→ **SOURCE DOCUMENT**:
Lightly dusted with flour and Herbes de Provence, and cooked in olive oil with capers, this Sole Meunière recipe is uncomplicated, takes 10 minutes to cook, and is perfect for a weeknight meal.
It is impossible to think about Sole Meunière without thinking of Julia Child – this is the first dish she ate upon arriving in France, starting her love affair with French cuisine. Lightly dusted with flour and Herbes de Provence, and cooked in olive oil with capers, this Sole Meunière recipe is uncomplicated, takes 10 minutes to cook and is perfect for a weeknight meal.
The geese honked their farewells as they flew over early this morning. Just hearing their call brought back that familiar feeling — the kind that you experience when you smell a familiar scent that pulls you back to a clear memory, distinct and real. There are certain things that trigger nostalgia and rich emotions for me — the scent of a newly opened crayon box, the crisp evening air after rain, the crunch of boots on newly fallen snow, the scent of chestnuts roasting — It’s amazing how easily our memories can come flooding back.
As I heard their honks fade in the distance, it made me realize that we really are in the thick of fall, but I suppose I didn’t need them to remind me. I know it from my calendar, and how each minute of the day is accounted for. The kids are especially committed this year, which means more time for me behind the wheel instead of the stove.

(Box annotation listing)

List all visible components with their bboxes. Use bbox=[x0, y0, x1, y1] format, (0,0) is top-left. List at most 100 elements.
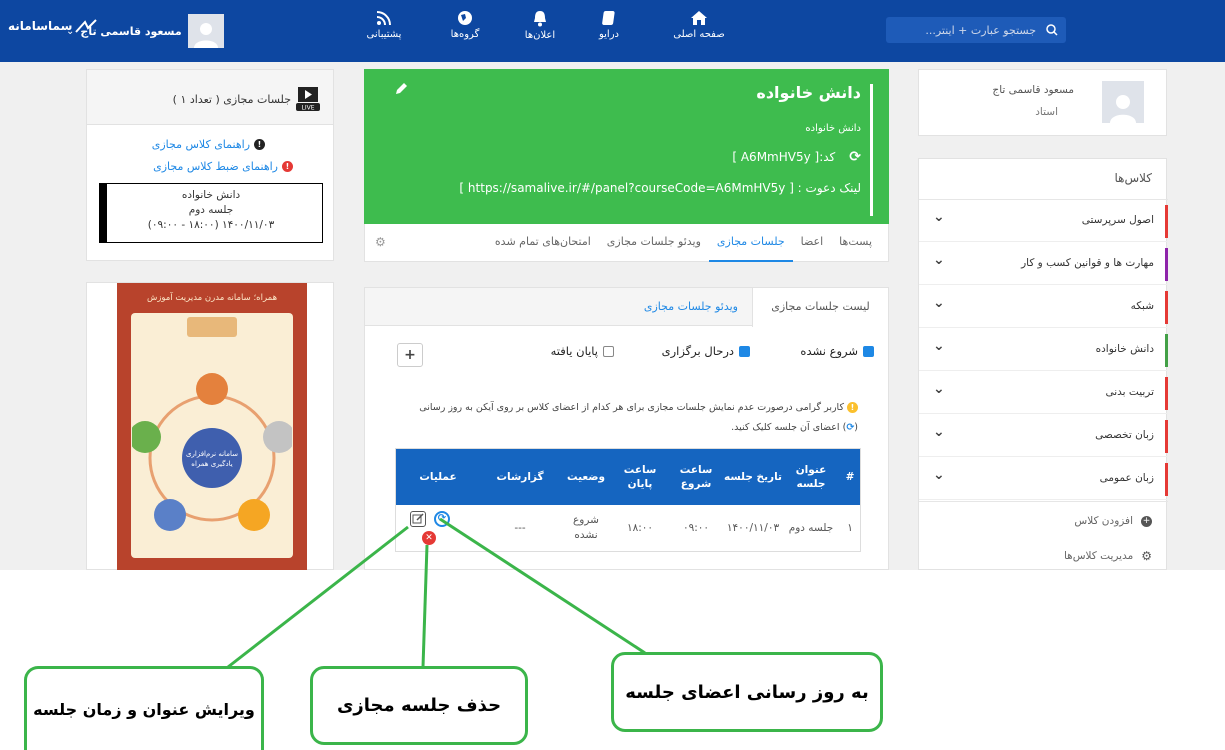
class-item[interactable]: دانش خانواده ⌄ bbox=[919, 330, 1168, 371]
filter-not-started[interactable]: شروع نشده bbox=[800, 344, 874, 358]
checkbox-checked[interactable] bbox=[863, 345, 874, 357]
globe-icon bbox=[458, 11, 472, 25]
class-color-bar bbox=[1165, 334, 1168, 367]
avatar bbox=[1102, 81, 1144, 123]
tab-2[interactable]: جلسات مجازی bbox=[708, 224, 793, 262]
delete-session-button[interactable]: ✕ bbox=[422, 531, 436, 545]
callout-edit-text: ویرایش عنوان و زمان جلسه bbox=[33, 700, 255, 719]
session-name: جلسه دوم bbox=[188, 204, 234, 216]
nav-label: پشتیبانی bbox=[366, 29, 402, 40]
filter-finished[interactable]: پایان یافته bbox=[551, 344, 614, 358]
chevron-down-icon[interactable]: ⌄ bbox=[933, 209, 945, 225]
class-item[interactable]: اصول سرپرستی ⌄ bbox=[919, 201, 1168, 242]
notice-text-2: اعضای آن جلسه کلیک کنید. bbox=[731, 422, 840, 433]
nav-item-notifications[interactable]: اعلان‌ها bbox=[512, 10, 568, 41]
chevron-down-icon[interactable]: ⌄ bbox=[933, 381, 945, 397]
edit-pencil-icon[interactable] bbox=[394, 82, 408, 96]
chevron-down-icon[interactable]: ⌄ bbox=[933, 424, 945, 440]
chevron-down-icon[interactable]: ⌄ bbox=[933, 295, 945, 311]
search-icon[interactable] bbox=[1046, 24, 1058, 36]
guide-link-2[interactable]: راهنمای ضبط کلاس مجازی ! bbox=[153, 160, 293, 173]
guide1-label[interactable]: راهنمای کلاس مجازی bbox=[152, 138, 250, 151]
class-color-bar bbox=[1165, 420, 1168, 453]
nav-label: اعلان‌ها bbox=[524, 30, 556, 41]
checkbox-unchecked[interactable] bbox=[603, 345, 614, 357]
session-time: ۱۴۰۰/۱۱/۰۳ (۱۸:۰۰ - ۰۹:۰۰) bbox=[147, 219, 275, 231]
user-menu[interactable]: ⌄ مسعود قاسمی تاج bbox=[66, 14, 224, 48]
tab-3[interactable]: ویدئو جلسات مجازی bbox=[599, 224, 709, 262]
table-header-cell: تاریخ جلسه bbox=[723, 471, 782, 483]
nav-item-drive[interactable]: درایو bbox=[584, 10, 634, 40]
course-tabs: پست‌ها اعضا جلسات مجازی ویدئو جلسات مجازی ام… bbox=[364, 224, 889, 262]
refresh-code-icon[interactable]: ⟳ bbox=[849, 149, 861, 165]
add-class-button[interactable]: افزودن کلاس + bbox=[1074, 515, 1152, 527]
table-header-cell: ساعت شروع bbox=[679, 464, 713, 490]
class-item[interactable]: تربیت بدنی ⌄ bbox=[919, 373, 1168, 414]
class-item-label: تربیت بدنی bbox=[1105, 386, 1154, 398]
callout-delete-text: حذف جلسه مجازی bbox=[336, 695, 502, 716]
chevron-down-icon[interactable]: ⌄ bbox=[933, 252, 945, 268]
user-icon bbox=[1110, 95, 1136, 123]
profile-card: مسعود قاسمی تاج استاد bbox=[918, 69, 1167, 136]
table-header-cell: گزارشات bbox=[496, 471, 544, 483]
class-item[interactable]: مهارت ها و قوانین کسب و کار ⌄ bbox=[919, 244, 1168, 285]
chevron-down-icon[interactable]: ⌄ bbox=[933, 467, 945, 483]
live-video-icon: LIVE bbox=[295, 86, 321, 112]
manage-classes-label: مدیریت کلاس‌ها bbox=[1063, 550, 1134, 562]
edit-session-button[interactable] bbox=[410, 511, 426, 527]
table-header-cell: ساعت پایان bbox=[623, 464, 657, 490]
class-color-bar bbox=[1165, 205, 1168, 238]
subtab-video[interactable]: ویدئو جلسات مجازی bbox=[644, 300, 738, 313]
alert-icon: ! bbox=[282, 161, 293, 172]
nav-label: درایو bbox=[598, 29, 619, 40]
gear-icon[interactable]: ⚙ bbox=[375, 235, 386, 249]
avatar bbox=[187, 14, 224, 48]
banner-center: سامانه نرم‌افزاری یادگیری همراه bbox=[186, 450, 238, 468]
class-item[interactable]: زبان عمومی ⌄ bbox=[919, 459, 1168, 500]
nav-item-support[interactable]: پشتیبانی bbox=[356, 10, 412, 40]
class-item[interactable]: شبکه ⌄ bbox=[919, 287, 1168, 328]
class-item-label: اصول سرپرستی bbox=[1081, 214, 1154, 226]
filter-in-progress[interactable]: درحال برگزاری bbox=[662, 344, 750, 358]
table-cell: ۱۸:۰۰ bbox=[626, 521, 654, 534]
notice: ! کاربر گرامی درصورت عدم نمایش جلسات مجا… bbox=[419, 402, 858, 433]
nav-label: گروه‌ها bbox=[450, 29, 480, 40]
class-item-label: دانش خانواده bbox=[1095, 343, 1154, 355]
table-header-cell: وضعیت bbox=[567, 471, 606, 483]
session-item[interactable]: دانش خانواده جلسه دوم ۱۴۰۰/۱۱/۰۳ (۱۸:۰۰ … bbox=[99, 183, 323, 243]
checkbox-checked[interactable] bbox=[739, 345, 750, 357]
refresh-members-button[interactable]: ⟳ bbox=[434, 511, 450, 527]
search-box[interactable]: جستجو عبارت + اینتر... bbox=[886, 17, 1066, 43]
home-icon bbox=[691, 11, 707, 25]
chevron-down-icon[interactable]: ⌄ bbox=[933, 338, 945, 354]
course-header: دانش خانواده دانش خانواده کد:[ A6MmHV5y … bbox=[364, 69, 889, 224]
course-code: کد:[ A6MmHV5y ] bbox=[732, 150, 836, 164]
classes-title: کلاس‌ها bbox=[1114, 171, 1152, 185]
classes-card: کلاس‌ها افزودن کلاس + مدیریت کلاس‌ها ⚙ ا… bbox=[918, 158, 1168, 570]
sessions-panel: لیست جلسات مجازی ویدئو جلسات مجازی شروع … bbox=[364, 287, 889, 570]
user-icon bbox=[193, 23, 218, 48]
tab-4[interactable]: امتحان‌های تمام شده bbox=[487, 224, 599, 262]
table-cell: ۱۴۰۰/۱۱/۰۳ bbox=[726, 521, 780, 534]
virtual-title-row: جلسات مجازی ( تعداد ۱ ) LIVE bbox=[173, 86, 321, 112]
tab-0[interactable]: پست‌ها bbox=[831, 224, 880, 262]
add-class-label: افزودن کلاس bbox=[1074, 515, 1133, 527]
nav-item-groups[interactable]: گروه‌ها bbox=[440, 10, 490, 40]
table-header-cell: عنوان جلسه bbox=[795, 464, 827, 490]
manage-classes-button[interactable]: مدیریت کلاس‌ها ⚙ bbox=[1064, 549, 1152, 563]
guide-link-1[interactable]: راهنمای کلاس مجازی ! bbox=[152, 138, 265, 151]
class-item[interactable]: زبان تخصصی ⌄ bbox=[919, 416, 1168, 457]
invite-link[interactable]: لینک دعوت : [ https://samalive.ir/#/pane… bbox=[459, 181, 861, 195]
nav-item-home[interactable]: صفحه اصلی bbox=[664, 10, 734, 40]
add-session-button[interactable]: + bbox=[397, 343, 423, 367]
class-item-label: مهارت ها و قوانین کسب و کار bbox=[1021, 257, 1154, 269]
search-input[interactable]: جستجو عبارت + اینتر... bbox=[925, 24, 1036, 37]
course-title: دانش خانواده bbox=[756, 83, 861, 102]
class-color-bar bbox=[1165, 248, 1168, 281]
subtab-list[interactable]: لیست جلسات مجازی bbox=[752, 288, 888, 327]
table-cell: شروع نشده bbox=[573, 514, 599, 541]
guide2-label[interactable]: راهنمای ضبط کلاس مجازی bbox=[153, 160, 278, 173]
promo-banner[interactable]: همراه؛ سامانه مدرن مدیریت آموزش سامانه ن… bbox=[117, 283, 307, 570]
tab-1[interactable]: اعضا bbox=[793, 224, 832, 262]
filter-label: شروع نشده bbox=[800, 344, 858, 358]
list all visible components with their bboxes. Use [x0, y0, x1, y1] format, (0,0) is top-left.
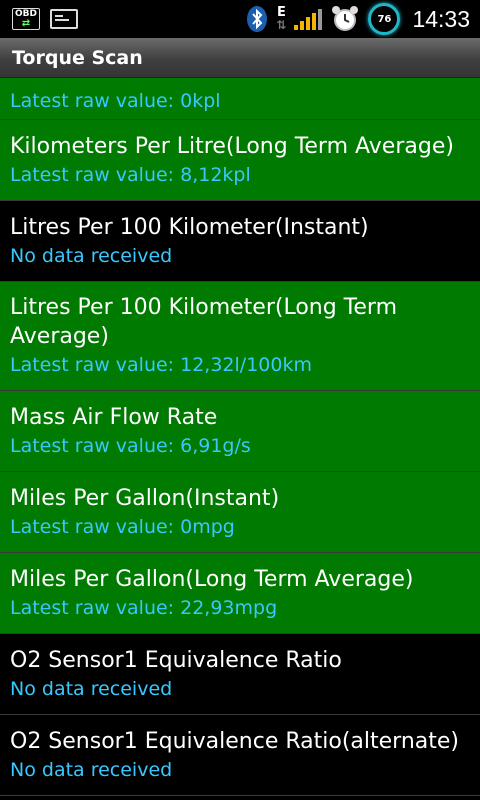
sensor-list[interactable]: Latest raw value: 0kpl Kilometers Per Li…	[0, 78, 480, 800]
list-item-value: Latest raw value: 8,12kpl	[10, 163, 251, 186]
list-item-name: O2 Sensor1 Equivalence Ratio(alternate)	[10, 728, 459, 754]
list-item-value: Latest raw value: 6,91g/s	[10, 434, 251, 457]
list-item[interactable]: Mass Air Flow Rate Latest raw value: 6,9…	[0, 391, 480, 472]
list-item-value: No data received	[10, 244, 173, 267]
signal-icon	[294, 8, 323, 30]
list-item-value: No data received	[10, 758, 173, 781]
list-item[interactable]: Miles Per Gallon(Instant) Latest raw val…	[0, 472, 480, 553]
obd-icon: OBD ⇄	[12, 8, 40, 30]
list-item[interactable]: O2 Sensor1 Equivalence Ratio(alternate) …	[0, 715, 480, 796]
battery-level: 76	[377, 13, 392, 25]
list-item[interactable]: Litres Per 100 Kilometer(Instant) No dat…	[0, 201, 480, 282]
list-item-name: Miles Per Gallon(Instant)	[10, 485, 280, 511]
data-edge-icon: E ⇅	[276, 5, 287, 32]
list-item[interactable]: O2 Sensor1 Equivalence Ratio No data rec…	[0, 634, 480, 715]
list-item-name: Litres Per 100 Kilometer(Instant)	[10, 214, 369, 240]
page-title: Torque Scan	[12, 46, 143, 69]
clock: 14:33	[412, 5, 470, 32]
list-item-name: O2 Sensor1 Equivalence Ratio	[10, 647, 342, 673]
list-item[interactable]: Miles Per Gallon(Long Term Average) Late…	[0, 553, 480, 634]
list-item-value: Latest raw value: 12,32l/100km	[10, 354, 312, 376]
sd-card-icon	[50, 9, 78, 29]
list-item-name: Mass Air Flow Rate	[10, 404, 218, 430]
list-item[interactable]: Litres Per 100 Kilometer(Long Term Avera…	[0, 282, 480, 391]
alarm-clock-icon	[332, 6, 359, 31]
list-item-name: Kilometers Per Litre(Long Term Average)	[10, 133, 454, 159]
status-bar: OBD ⇄ E ⇅ 76 14:33	[0, 0, 480, 38]
title-bar: Torque Scan	[0, 38, 480, 78]
list-item-value: Latest raw value: 0mpg	[10, 515, 235, 538]
list-item-value: Latest raw value: 22,93mpg	[10, 596, 278, 619]
list-item-value: No data received	[10, 677, 173, 700]
list-item[interactable]: Kilometers Per Litre(Long Term Average) …	[0, 120, 480, 201]
list-item-name: Miles Per Gallon(Long Term Average)	[10, 566, 414, 592]
list-item[interactable]: Latest raw value: 0kpl	[0, 78, 480, 120]
list-item-name: Litres Per 100 Kilometer(Long Term Avera…	[10, 295, 398, 349]
list-item-value: Latest raw value: 0kpl	[10, 90, 221, 112]
bluetooth-icon	[247, 6, 268, 32]
battery-icon: 76	[368, 3, 401, 35]
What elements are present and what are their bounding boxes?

→ **EXERCISE REQUIREMENTS**:
(A) Write out the part of the Sole Meunière post that opens with the words containing "The geese honked" and closes with "of the stove.".
(B) According to the Sole Meunière post, how long does the recipe take to cook?
(C) Proceed with the Sole Meunière post from the point where it stops.
The listing was drawn from a separate source.

→ **FINAL ANSWERS**:
(A)
The geese honked their farewells as they flew over early this morning. Just hearing their call brought back that familiar feeling — the kind that you experience when you smell a familiar scent that pulls you back to a clear memory, distinct and real. There are certain things that trigger nostalgia and rich emotions for me — the scent of a newly opened crayon box, the crisp evening air after rain, the crunch of boots on newly fallen snow, the scent of chestnuts roasting — It’s amazing how easily our memories can come flooding back.
As I heard their honks fade in the distance, it made me realize that we really are in the thick of fall, but I suppose I didn’t need them to remind me. I know it from my calendar, and how each minute of the day is accounted for. The kids are especially committed this year, which means more time for me behind the wheel instead of the stove.

(B) 10 minutes.

(C)
With less time to cook, I need to either find more minutes to the day or quicker recipes to make, and clearly, the latter is the easier of the two. One of our favorite fish recipes is Sole Meunière, a classic French dish that is homey and utterly simple. Dredged in flour and cooked in butter with a generous squeeze of lemon juice, over time, I have lightened our version with more olive oil, and brightening the sauce with capers and a touch of caper juice. Herbes de Provence adds an extra sprinkling of France, and what I love best about this dish is that I can get it on the table in 10 minutes.
This dish reminds me of cuddling with one of my favorite books, My Life in France. Julia Child’s vivid memory of stepping off the ship in Le Havre and driving to find lunch in Rouen and tasting Sole Meunière for the first time, which she described as a “morsel of perfection” is so captivating, you can picture yourself in that rustic home restaurant with her, dizzy with jet lag and wonder. With sheer joy and wonder at such a simple dish — who can resist cooking Sole Meunière and understanding how she fell head over heels in love with La Belle France? I can only imagine how the scent of browned butter and sole evoked such memories for Julia, as it now does for me.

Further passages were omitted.